# Prompt
Without the pictures, set down every line of the data exactly.

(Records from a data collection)
= = = =

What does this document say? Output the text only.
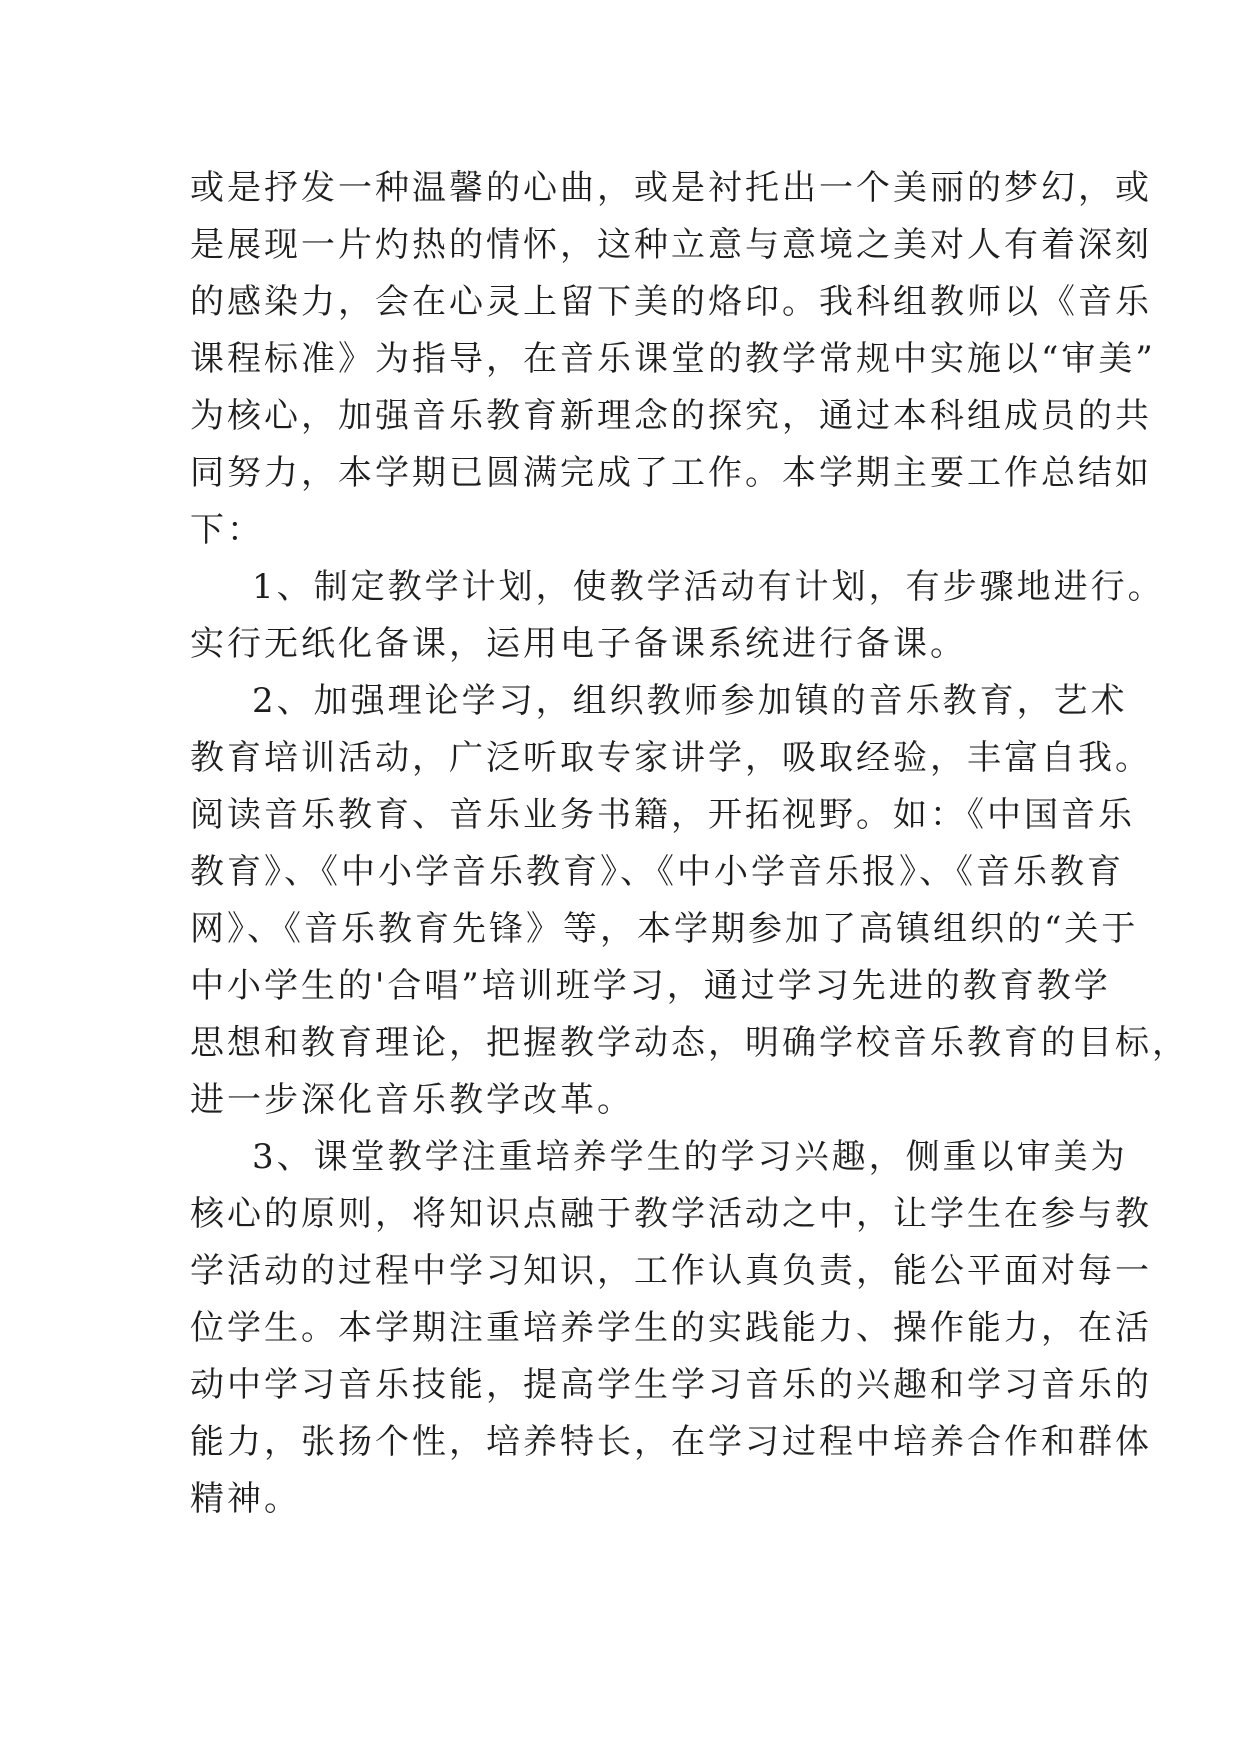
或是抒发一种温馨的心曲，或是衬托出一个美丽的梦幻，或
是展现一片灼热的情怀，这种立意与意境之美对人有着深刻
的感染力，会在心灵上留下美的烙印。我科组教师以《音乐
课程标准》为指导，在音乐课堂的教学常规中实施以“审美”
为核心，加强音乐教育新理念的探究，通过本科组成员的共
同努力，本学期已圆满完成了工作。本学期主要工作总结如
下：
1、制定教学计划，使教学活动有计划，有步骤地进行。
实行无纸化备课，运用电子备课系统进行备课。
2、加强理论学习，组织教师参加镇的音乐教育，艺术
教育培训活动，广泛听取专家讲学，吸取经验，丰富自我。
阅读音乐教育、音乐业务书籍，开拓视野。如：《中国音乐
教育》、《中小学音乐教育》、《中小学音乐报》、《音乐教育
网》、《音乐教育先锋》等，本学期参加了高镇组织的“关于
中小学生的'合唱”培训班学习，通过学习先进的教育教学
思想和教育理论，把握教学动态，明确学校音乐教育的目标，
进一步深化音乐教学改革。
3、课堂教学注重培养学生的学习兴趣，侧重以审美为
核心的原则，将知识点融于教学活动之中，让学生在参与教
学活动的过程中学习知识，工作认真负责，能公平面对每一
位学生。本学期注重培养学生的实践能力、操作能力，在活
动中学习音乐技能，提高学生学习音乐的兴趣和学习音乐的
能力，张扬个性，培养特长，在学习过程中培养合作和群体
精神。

= = = =

# Exercise result
What does this document say? Output the text only.
或是抒发一种温馨的心曲，或是衬托出一个美丽的梦幻，或
是展现一片灼热的情怀，这种立意与意境之美对人有着深刻
的感染力，会在心灵上留下美的烙印。我科组教师以《音乐
课程标准》为指导，在音乐课堂的教学常规中实施以“审美”
为核心，加强音乐教育新理念的探究，通过本科组成员的共
同努力，本学期已圆满完成了工作。本学期主要工作总结如
下：
1、制定教学计划，使教学活动有计划，有步骤地进行。
实行无纸化备课，运用电子备课系统进行备课。
2、加强理论学习，组织教师参加镇的音乐教育，艺术
教育培训活动，广泛听取专家讲学，吸取经验，丰富自我。
阅读音乐教育、音乐业务书籍，开拓视野。如：《中国音乐
教育》、《中小学音乐教育》、《中小学音乐报》、《音乐教育
网》、《音乐教育先锋》等，本学期参加了高镇组织的“关于
中小学生的'合唱”培训班学习，通过学习先进的教育教学
思想和教育理论，把握教学动态，明确学校音乐教育的目标，
进一步深化音乐教学改革。
3、课堂教学注重培养学生的学习兴趣，侧重以审美为
核心的原则，将知识点融于教学活动之中，让学生在参与教
学活动的过程中学习知识，工作认真负责，能公平面对每一
位学生。本学期注重培养学生的实践能力、操作能力，在活
动中学习音乐技能，提高学生学习音乐的兴趣和学习音乐的
能力，张扬个性，培养特长，在学习过程中培养合作和群体
精神。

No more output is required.